- _Фрагмент текста_
◇ ◇ ◇ ◇

Потеря дома, работы, развод — все это мозг может воспринимать так же сильно, как и смерть. Когда этап горевания заканчивается, человек начинает видеть новое и радоваться ему, выстраивая совсем другие отношения с жизнью без того, что потерял.
Пандемия
Смерть мамы пришлась на первый локдаун в Украине. Фактически весь первый год после ее смерти продолжается пандемия коронавирусной инфекции. Это сделало невозможными много вариантов самопомощи, говорит Оксана:
«О возвращении к социальной жизни речи быть не могло, но я этого и не хотела. Однако это стало еще одной преградой: я отказывалась видеться с друзьями, потому что ко всему остальному добавлялся страх кого-то заразить».
Если бы не эпидемия, Оксана, возможно, купила бы себе билет на самолет в одну сторону. Она всегда любила путешествовать, особенно в одиночестве. Когда умер папа, такая поездка помогла. Девушка вырвалась к подруге в Норвегию — жила там месяц, работала дистанционно, прогуливалась по городу, смотрела на скалы и море.
«Не факт, что помогло бы в этот раз. В этих условиях легче было сидеть и не рыпаться, минимизировать количество контактов. В какой-то момент уже было невозможно понять: я мало контактирую с людьми, потому что мне трудно из-за потери, или потому, что боюсь заболеть и заразить кого-то из близких», — говорит Оксана.
Тогда же начали возникать мысли о собственной внезапной смерти. Оксана дала подруге пароли к своим банковским счетам и заначкам, надиктовала инструкции, где что лежит.

◇ ◇ ◇ ◇

Записи набора данных

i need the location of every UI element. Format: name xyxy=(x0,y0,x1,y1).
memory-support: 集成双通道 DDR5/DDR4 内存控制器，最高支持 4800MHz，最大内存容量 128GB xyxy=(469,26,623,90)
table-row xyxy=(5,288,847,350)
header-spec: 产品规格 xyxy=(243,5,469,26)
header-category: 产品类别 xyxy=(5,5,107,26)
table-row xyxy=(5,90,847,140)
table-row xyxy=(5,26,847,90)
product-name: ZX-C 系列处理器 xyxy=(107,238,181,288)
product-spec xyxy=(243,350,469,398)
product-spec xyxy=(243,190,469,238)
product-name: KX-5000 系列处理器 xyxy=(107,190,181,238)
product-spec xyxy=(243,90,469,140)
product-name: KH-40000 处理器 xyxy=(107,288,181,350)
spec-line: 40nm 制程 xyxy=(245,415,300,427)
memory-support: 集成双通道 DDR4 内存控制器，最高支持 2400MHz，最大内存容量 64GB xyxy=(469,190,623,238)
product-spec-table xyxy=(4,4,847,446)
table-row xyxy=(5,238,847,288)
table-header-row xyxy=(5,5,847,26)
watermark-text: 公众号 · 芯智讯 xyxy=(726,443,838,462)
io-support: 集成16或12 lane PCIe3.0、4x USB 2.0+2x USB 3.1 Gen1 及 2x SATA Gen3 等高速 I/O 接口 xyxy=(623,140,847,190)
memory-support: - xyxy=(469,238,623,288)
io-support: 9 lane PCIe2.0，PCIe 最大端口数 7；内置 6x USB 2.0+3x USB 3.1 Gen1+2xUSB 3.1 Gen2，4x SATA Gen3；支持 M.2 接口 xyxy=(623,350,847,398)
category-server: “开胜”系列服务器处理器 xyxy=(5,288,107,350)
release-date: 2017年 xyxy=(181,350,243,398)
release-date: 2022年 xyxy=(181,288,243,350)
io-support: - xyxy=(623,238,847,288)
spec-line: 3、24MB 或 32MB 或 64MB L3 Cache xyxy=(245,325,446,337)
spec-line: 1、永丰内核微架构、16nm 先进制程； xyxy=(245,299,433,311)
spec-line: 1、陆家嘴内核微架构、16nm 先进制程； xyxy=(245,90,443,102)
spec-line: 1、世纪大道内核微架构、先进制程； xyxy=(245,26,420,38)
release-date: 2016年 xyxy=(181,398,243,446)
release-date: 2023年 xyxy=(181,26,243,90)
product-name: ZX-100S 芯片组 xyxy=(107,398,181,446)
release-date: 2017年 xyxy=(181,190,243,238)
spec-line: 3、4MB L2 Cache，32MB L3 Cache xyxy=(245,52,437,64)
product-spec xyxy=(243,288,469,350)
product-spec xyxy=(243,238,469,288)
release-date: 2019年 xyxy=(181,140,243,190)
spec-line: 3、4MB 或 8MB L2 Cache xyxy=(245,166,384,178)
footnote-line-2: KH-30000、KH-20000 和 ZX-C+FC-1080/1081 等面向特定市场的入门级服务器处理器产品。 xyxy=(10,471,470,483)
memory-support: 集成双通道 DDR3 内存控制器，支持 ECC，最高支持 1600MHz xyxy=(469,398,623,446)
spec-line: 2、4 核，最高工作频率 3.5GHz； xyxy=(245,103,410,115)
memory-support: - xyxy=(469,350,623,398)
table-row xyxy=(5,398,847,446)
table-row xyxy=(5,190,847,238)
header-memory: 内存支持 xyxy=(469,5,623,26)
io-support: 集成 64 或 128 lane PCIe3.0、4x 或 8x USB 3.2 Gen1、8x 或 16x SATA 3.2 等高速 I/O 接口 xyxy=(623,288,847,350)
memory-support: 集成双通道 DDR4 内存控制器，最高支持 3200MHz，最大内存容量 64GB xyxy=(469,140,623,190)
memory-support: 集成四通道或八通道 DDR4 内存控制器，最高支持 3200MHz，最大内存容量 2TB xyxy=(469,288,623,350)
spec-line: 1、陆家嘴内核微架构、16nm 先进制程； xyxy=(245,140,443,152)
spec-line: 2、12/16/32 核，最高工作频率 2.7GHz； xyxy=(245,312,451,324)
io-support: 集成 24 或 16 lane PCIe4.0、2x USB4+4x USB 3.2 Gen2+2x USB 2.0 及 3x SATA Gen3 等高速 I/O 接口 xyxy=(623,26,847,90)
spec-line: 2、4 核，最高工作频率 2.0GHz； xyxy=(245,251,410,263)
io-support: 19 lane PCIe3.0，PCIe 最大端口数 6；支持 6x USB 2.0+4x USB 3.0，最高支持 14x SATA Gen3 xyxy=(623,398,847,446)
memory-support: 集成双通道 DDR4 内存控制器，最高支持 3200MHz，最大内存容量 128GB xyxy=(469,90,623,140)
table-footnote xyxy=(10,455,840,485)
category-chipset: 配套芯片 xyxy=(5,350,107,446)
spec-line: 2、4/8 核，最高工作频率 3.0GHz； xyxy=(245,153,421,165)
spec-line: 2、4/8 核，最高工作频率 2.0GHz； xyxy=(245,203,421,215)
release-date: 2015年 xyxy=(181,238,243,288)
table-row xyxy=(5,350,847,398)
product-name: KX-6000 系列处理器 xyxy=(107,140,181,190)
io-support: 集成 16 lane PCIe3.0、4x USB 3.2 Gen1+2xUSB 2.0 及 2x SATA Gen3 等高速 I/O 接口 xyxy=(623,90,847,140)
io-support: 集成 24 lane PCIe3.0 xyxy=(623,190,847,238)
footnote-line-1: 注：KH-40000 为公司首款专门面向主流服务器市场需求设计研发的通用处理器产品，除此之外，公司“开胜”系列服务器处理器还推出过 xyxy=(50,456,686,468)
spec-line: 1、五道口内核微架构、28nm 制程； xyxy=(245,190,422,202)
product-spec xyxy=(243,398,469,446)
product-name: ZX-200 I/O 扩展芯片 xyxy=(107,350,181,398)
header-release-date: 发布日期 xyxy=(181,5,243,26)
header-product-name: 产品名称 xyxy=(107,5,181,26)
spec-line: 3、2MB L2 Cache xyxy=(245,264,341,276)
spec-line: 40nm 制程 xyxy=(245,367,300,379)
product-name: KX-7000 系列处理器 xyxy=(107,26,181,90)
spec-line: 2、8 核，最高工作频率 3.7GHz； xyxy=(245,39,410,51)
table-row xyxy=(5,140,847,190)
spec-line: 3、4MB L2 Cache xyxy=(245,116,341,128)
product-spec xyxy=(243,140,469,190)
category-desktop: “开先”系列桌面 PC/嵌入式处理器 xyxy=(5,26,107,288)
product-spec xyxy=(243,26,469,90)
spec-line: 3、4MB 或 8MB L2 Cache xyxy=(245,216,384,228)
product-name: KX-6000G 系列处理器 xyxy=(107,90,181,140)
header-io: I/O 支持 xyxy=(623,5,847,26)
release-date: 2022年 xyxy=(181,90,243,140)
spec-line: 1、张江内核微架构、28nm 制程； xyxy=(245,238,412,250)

◇ ◇ ◇ ◇

- _Задания_
**a.** Перечислите по фрагменту текста все занятия Оксаны во время поездки в Норвегию.
**b.** К кому и в какую страну Оксана уехала после смерти папы, согласно фрагменту текста?
**c.** Перепишите без изменений часть фрагмента текста от «Если бы не эпидемия, Оксана, возможно, купила» до «скалы и море.».

- _Ответы по заданиям_
**a.** Жила там месяц, работала дистанционно, прогуливалась по городу, смотрела на скалы и море.

**b.** К подруге в Норвегию.

**c.**
Если бы не эпидемия, Оксана, возможно, купила бы себе билет на самолет в одну сторону. Она всегда любила путешествовать, особенно в одиночестве. Когда умер папа, такая поездка помогла. Девушка вырвалась к подруге в Норвегию — жила там месяц, работала дистанционно, прогуливалась по городу, смотрела на скалы и море.